_GIVEN EXERCISE:_ Repeat the records word for word, excluding any picture.

Data entries:

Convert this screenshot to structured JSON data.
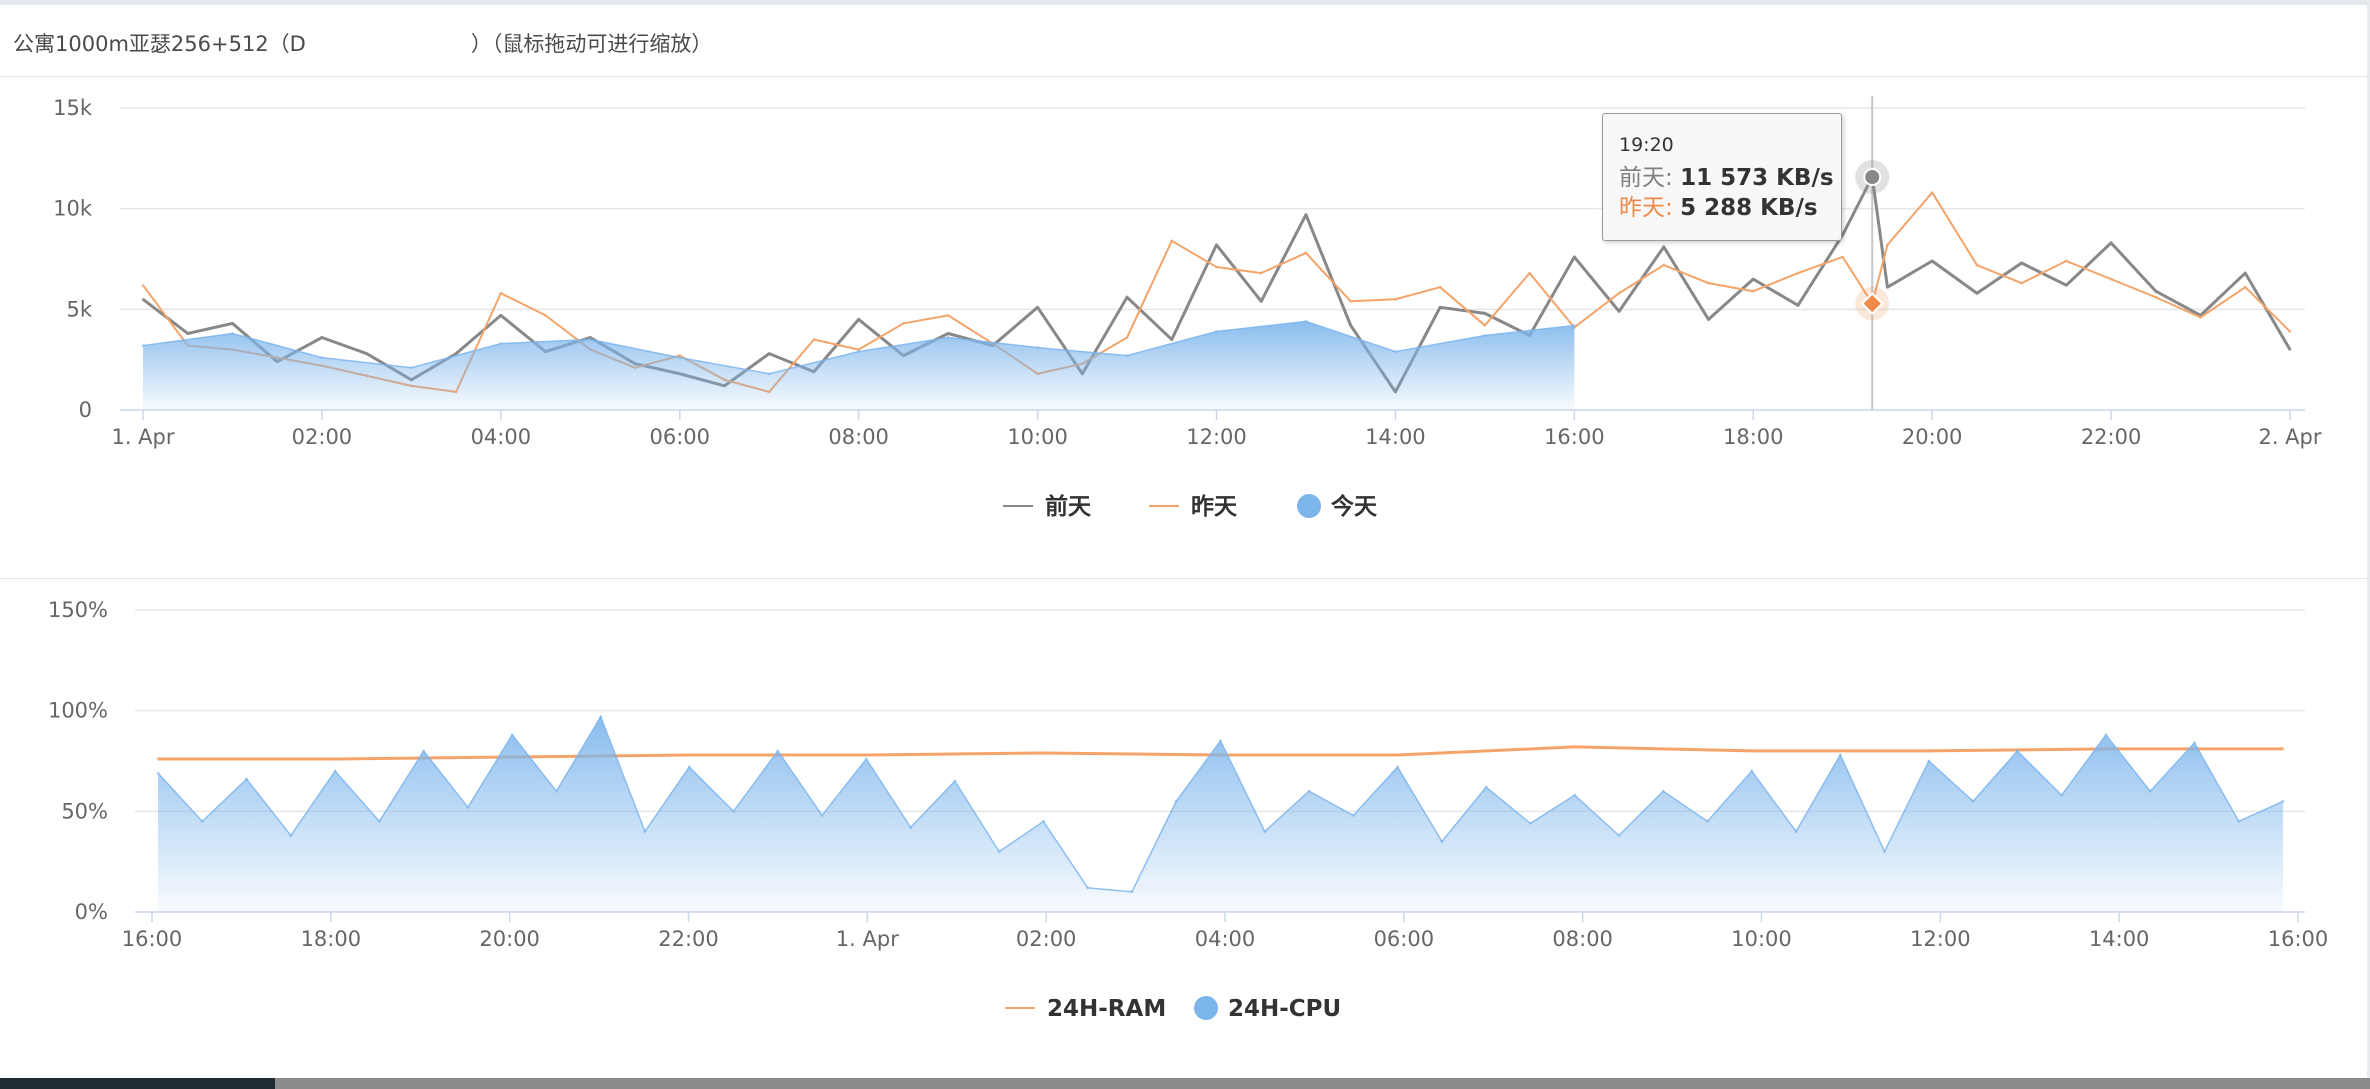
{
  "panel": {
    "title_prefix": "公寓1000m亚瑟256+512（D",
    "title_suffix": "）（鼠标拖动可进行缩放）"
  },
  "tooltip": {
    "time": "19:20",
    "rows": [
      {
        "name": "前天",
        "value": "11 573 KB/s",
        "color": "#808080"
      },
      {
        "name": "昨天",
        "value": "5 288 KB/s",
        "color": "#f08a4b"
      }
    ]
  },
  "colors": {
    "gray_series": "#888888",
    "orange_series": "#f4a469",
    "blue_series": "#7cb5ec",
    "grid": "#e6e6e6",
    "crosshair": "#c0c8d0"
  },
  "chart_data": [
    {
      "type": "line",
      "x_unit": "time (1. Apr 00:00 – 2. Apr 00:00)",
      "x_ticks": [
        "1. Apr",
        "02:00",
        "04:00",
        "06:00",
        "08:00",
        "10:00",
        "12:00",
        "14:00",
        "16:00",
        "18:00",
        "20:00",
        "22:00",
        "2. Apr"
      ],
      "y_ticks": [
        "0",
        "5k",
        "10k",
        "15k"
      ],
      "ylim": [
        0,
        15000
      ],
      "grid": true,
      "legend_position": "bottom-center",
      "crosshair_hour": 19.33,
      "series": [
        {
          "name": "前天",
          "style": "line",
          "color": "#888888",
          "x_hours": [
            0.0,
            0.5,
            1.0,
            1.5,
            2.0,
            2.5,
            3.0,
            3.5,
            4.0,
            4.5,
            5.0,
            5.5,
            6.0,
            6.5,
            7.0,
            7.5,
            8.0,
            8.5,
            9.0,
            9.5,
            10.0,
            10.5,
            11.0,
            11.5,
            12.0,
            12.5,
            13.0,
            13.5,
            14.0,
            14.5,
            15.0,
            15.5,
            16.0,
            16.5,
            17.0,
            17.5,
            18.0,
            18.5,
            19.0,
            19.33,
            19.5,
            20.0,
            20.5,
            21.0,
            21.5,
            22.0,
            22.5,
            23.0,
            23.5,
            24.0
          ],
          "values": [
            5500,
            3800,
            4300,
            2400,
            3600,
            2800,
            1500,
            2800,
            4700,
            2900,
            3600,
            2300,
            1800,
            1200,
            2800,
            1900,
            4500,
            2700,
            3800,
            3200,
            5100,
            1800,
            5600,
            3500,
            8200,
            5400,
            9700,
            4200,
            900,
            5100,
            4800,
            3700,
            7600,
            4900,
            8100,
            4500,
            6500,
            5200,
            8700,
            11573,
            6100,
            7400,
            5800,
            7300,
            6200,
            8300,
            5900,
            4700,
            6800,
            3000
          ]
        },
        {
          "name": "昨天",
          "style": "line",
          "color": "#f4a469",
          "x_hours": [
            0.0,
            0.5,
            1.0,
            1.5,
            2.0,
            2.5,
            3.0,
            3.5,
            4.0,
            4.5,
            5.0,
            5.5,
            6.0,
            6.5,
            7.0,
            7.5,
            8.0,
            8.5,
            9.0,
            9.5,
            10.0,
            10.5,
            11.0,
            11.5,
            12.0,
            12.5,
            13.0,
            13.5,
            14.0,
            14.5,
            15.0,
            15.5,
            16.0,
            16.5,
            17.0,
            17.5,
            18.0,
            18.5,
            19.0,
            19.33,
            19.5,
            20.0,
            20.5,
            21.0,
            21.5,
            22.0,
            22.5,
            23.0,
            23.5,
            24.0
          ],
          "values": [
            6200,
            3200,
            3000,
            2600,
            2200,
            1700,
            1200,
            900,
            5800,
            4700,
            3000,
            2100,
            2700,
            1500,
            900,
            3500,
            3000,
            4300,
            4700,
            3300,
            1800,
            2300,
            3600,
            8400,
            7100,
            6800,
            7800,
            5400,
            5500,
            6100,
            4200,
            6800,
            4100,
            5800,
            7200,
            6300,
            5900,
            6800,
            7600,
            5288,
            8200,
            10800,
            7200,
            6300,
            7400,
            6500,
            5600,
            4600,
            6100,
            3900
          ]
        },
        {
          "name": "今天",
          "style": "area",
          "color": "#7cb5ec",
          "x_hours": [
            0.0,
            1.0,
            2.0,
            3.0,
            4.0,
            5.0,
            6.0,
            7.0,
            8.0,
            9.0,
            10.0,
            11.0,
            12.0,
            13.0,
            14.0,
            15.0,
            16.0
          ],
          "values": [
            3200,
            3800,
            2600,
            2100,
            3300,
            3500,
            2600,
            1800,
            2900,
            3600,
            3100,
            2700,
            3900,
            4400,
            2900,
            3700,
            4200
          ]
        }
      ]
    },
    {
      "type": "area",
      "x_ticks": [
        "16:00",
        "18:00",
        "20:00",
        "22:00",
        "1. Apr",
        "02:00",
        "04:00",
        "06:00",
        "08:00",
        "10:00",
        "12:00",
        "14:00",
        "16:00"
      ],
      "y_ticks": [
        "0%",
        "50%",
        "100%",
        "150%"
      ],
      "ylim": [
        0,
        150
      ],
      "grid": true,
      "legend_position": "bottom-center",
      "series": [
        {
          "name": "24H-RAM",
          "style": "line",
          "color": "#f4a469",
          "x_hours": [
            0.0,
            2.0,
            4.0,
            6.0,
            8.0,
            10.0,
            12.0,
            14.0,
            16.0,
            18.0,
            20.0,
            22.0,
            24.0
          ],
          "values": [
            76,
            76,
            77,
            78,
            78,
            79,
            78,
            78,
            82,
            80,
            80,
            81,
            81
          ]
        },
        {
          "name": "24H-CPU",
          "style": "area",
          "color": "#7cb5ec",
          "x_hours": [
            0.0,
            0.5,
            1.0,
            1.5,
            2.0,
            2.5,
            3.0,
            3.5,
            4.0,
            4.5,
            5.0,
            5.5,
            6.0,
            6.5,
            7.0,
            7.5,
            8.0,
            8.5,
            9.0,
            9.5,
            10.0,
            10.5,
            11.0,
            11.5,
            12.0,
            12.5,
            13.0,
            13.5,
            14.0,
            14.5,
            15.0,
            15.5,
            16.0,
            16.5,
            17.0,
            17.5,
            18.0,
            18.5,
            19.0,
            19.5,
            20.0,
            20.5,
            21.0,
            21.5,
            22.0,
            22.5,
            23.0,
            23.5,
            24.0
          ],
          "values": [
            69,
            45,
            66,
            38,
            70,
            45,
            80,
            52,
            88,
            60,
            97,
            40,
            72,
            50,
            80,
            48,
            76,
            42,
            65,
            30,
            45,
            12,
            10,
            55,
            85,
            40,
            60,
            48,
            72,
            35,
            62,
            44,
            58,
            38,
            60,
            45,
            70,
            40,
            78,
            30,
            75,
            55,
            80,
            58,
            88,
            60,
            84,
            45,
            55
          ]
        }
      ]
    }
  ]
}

_FULL ANSWER:_
Convert this screenshot to structured JSON data.
{
  "panel": {
    "title_prefix": "公寓1000m亚瑟256+512（D",
    "title_suffix": "）（鼠标拖动可进行缩放）"
  },
  "tooltip": {
    "time": "19:20",
    "rows": [
      {
        "name": "前天",
        "value": "11 573 KB/s",
        "color": "#808080"
      },
      {
        "name": "昨天",
        "value": "5 288 KB/s",
        "color": "#f08a4b"
      }
    ]
  },
  "colors": {
    "gray_series": "#888888",
    "orange_series": "#f4a469",
    "blue_series": "#7cb5ec",
    "grid": "#e6e6e6",
    "crosshair": "#c0c8d0"
  },
  "chart_data": [
    {
      "type": "line",
      "x_unit": "time (1. Apr 00:00 – 2. Apr 00:00)",
      "x_ticks": [
        "1. Apr",
        "02:00",
        "04:00",
        "06:00",
        "08:00",
        "10:00",
        "12:00",
        "14:00",
        "16:00",
        "18:00",
        "20:00",
        "22:00",
        "2. Apr"
      ],
      "y_ticks": [
        "0",
        "5k",
        "10k",
        "15k"
      ],
      "ylim": [
        0,
        15000
      ],
      "grid": true,
      "legend_position": "bottom-center",
      "crosshair_hour": 19.33,
      "series": [
        {
          "name": "前天",
          "style": "line",
          "color": "#888888",
          "x_hours": [
            0.0,
            0.5,
            1.0,
            1.5,
            2.0,
            2.5,
            3.0,
            3.5,
            4.0,
            4.5,
            5.0,
            5.5,
            6.0,
            6.5,
            7.0,
            7.5,
            8.0,
            8.5,
            9.0,
            9.5,
            10.0,
            10.5,
            11.0,
            11.5,
            12.0,
            12.5,
            13.0,
            13.5,
            14.0,
            14.5,
            15.0,
            15.5,
            16.0,
            16.5,
            17.0,
            17.5,
            18.0,
            18.5,
            19.0,
            19.33,
            19.5,
            20.0,
            20.5,
            21.0,
            21.5,
            22.0,
            22.5,
            23.0,
            23.5,
            24.0
          ],
          "values": [
            5500,
            3800,
            4300,
            2400,
            3600,
            2800,
            1500,
            2800,
            4700,
            2900,
            3600,
            2300,
            1800,
            1200,
            2800,
            1900,
            4500,
            2700,
            3800,
            3200,
            5100,
            1800,
            5600,
            3500,
            8200,
            5400,
            9700,
            4200,
            900,
            5100,
            4800,
            3700,
            7600,
            4900,
            8100,
            4500,
            6500,
            5200,
            8700,
            11573,
            6100,
            7400,
            5800,
            7300,
            6200,
            8300,
            5900,
            4700,
            6800,
            3000
          ]
        },
        {
          "name": "昨天",
          "style": "line",
          "color": "#f4a469",
          "x_hours": [
            0.0,
            0.5,
            1.0,
            1.5,
            2.0,
            2.5,
            3.0,
            3.5,
            4.0,
            4.5,
            5.0,
            5.5,
            6.0,
            6.5,
            7.0,
            7.5,
            8.0,
            8.5,
            9.0,
            9.5,
            10.0,
            10.5,
            11.0,
            11.5,
            12.0,
            12.5,
            13.0,
            13.5,
            14.0,
            14.5,
            15.0,
            15.5,
            16.0,
            16.5,
            17.0,
            17.5,
            18.0,
            18.5,
            19.0,
            19.33,
            19.5,
            20.0,
            20.5,
            21.0,
            21.5,
            22.0,
            22.5,
            23.0,
            23.5,
            24.0
          ],
          "values": [
            6200,
            3200,
            3000,
            2600,
            2200,
            1700,
            1200,
            900,
            5800,
            4700,
            3000,
            2100,
            2700,
            1500,
            900,
            3500,
            3000,
            4300,
            4700,
            3300,
            1800,
            2300,
            3600,
            8400,
            7100,
            6800,
            7800,
            5400,
            5500,
            6100,
            4200,
            6800,
            4100,
            5800,
            7200,
            6300,
            5900,
            6800,
            7600,
            5288,
            8200,
            10800,
            7200,
            6300,
            7400,
            6500,
            5600,
            4600,
            6100,
            3900
          ]
        },
        {
          "name": "今天",
          "style": "area",
          "color": "#7cb5ec",
          "x_hours": [
            0.0,
            1.0,
            2.0,
            3.0,
            4.0,
            5.0,
            6.0,
            7.0,
            8.0,
            9.0,
            10.0,
            11.0,
            12.0,
            13.0,
            14.0,
            15.0,
            16.0
          ],
          "values": [
            3200,
            3800,
            2600,
            2100,
            3300,
            3500,
            2600,
            1800,
            2900,
            3600,
            3100,
            2700,
            3900,
            4400,
            2900,
            3700,
            4200
          ]
        }
      ]
    },
    {
      "type": "area",
      "x_ticks": [
        "16:00",
        "18:00",
        "20:00",
        "22:00",
        "1. Apr",
        "02:00",
        "04:00",
        "06:00",
        "08:00",
        "10:00",
        "12:00",
        "14:00",
        "16:00"
      ],
      "y_ticks": [
        "0%",
        "50%",
        "100%",
        "150%"
      ],
      "ylim": [
        0,
        150
      ],
      "grid": true,
      "legend_position": "bottom-center",
      "series": [
        {
          "name": "24H-RAM",
          "style": "line",
          "color": "#f4a469",
          "x_hours": [
            0.0,
            2.0,
            4.0,
            6.0,
            8.0,
            10.0,
            12.0,
            14.0,
            16.0,
            18.0,
            20.0,
            22.0,
            24.0
          ],
          "values": [
            76,
            76,
            77,
            78,
            78,
            79,
            78,
            78,
            82,
            80,
            80,
            81,
            81
          ]
        },
        {
          "name": "24H-CPU",
          "style": "area",
          "color": "#7cb5ec",
          "x_hours": [
            0.0,
            0.5,
            1.0,
            1.5,
            2.0,
            2.5,
            3.0,
            3.5,
            4.0,
            4.5,
            5.0,
            5.5,
            6.0,
            6.5,
            7.0,
            7.5,
            8.0,
            8.5,
            9.0,
            9.5,
            10.0,
            10.5,
            11.0,
            11.5,
            12.0,
            12.5,
            13.0,
            13.5,
            14.0,
            14.5,
            15.0,
            15.5,
            16.0,
            16.5,
            17.0,
            17.5,
            18.0,
            18.5,
            19.0,
            19.5,
            20.0,
            20.5,
            21.0,
            21.5,
            22.0,
            22.5,
            23.0,
            23.5,
            24.0
          ],
          "values": [
            69,
            45,
            66,
            38,
            70,
            45,
            80,
            52,
            88,
            60,
            97,
            40,
            72,
            50,
            80,
            48,
            76,
            42,
            65,
            30,
            45,
            12,
            10,
            55,
            85,
            40,
            60,
            48,
            72,
            35,
            62,
            44,
            58,
            38,
            60,
            45,
            70,
            40,
            78,
            30,
            75,
            55,
            80,
            58,
            88,
            60,
            84,
            45,
            55
          ]
        }
      ]
    }
  ]
}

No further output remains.